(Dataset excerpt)
++++++++++

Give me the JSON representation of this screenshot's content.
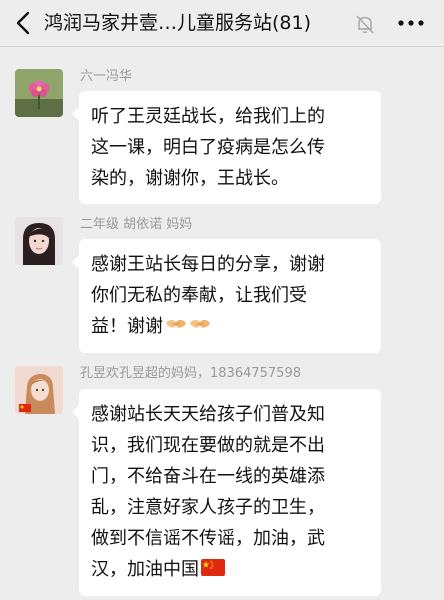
{
  "header": {
    "title": "鸿润马家井壹…儿童服务站(81)"
  },
  "messages": [
    {
      "sender": "六一冯华",
      "lines": [
        "听了王灵廷战长，给我们上的",
        "这一课，明白了疫病是怎么传",
        "染的，谢谢你，王战长。"
      ]
    },
    {
      "sender": "二年级 胡依诺 妈妈",
      "lines": [
        "感谢王站长每日的分享，谢谢",
        "你们无私的奉献，让我们受",
        "益！谢谢"
      ],
      "emojis": [
        "handshake",
        "handshake"
      ]
    },
    {
      "sender": "孔昱欢孔昱超的妈妈，18364757598",
      "lines": [
        "感谢站长天天给孩子们普及知",
        "识，我们现在要做的就是不出",
        "门，不给奋斗在一线的英雄添",
        "乱，注意好家人孩子的卫生，",
        "做到不信谣不传谣，加油，武",
        "汉，加油中国"
      ],
      "emojis": [
        "china-flag"
      ]
    }
  ]
}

++++++++++

Keep the pictures out and write out the records exactly.

Give me the JSON representation of this screenshot's content.
{
  "header": {
    "title": "鸿润马家井壹…儿童服务站(81)"
  },
  "messages": [
    {
      "sender": "六一冯华",
      "lines": [
        "听了王灵廷战长，给我们上的",
        "这一课，明白了疫病是怎么传",
        "染的，谢谢你，王战长。"
      ]
    },
    {
      "sender": "二年级 胡依诺 妈妈",
      "lines": [
        "感谢王站长每日的分享，谢谢",
        "你们无私的奉献，让我们受",
        "益！谢谢"
      ],
      "emojis": [
        "handshake",
        "handshake"
      ]
    },
    {
      "sender": "孔昱欢孔昱超的妈妈，18364757598",
      "lines": [
        "感谢站长天天给孩子们普及知",
        "识，我们现在要做的就是不出",
        "门，不给奋斗在一线的英雄添",
        "乱，注意好家人孩子的卫生，",
        "做到不信谣不传谣，加油，武",
        "汉，加油中国"
      ],
      "emojis": [
        "china-flag"
      ]
    }
  ]
}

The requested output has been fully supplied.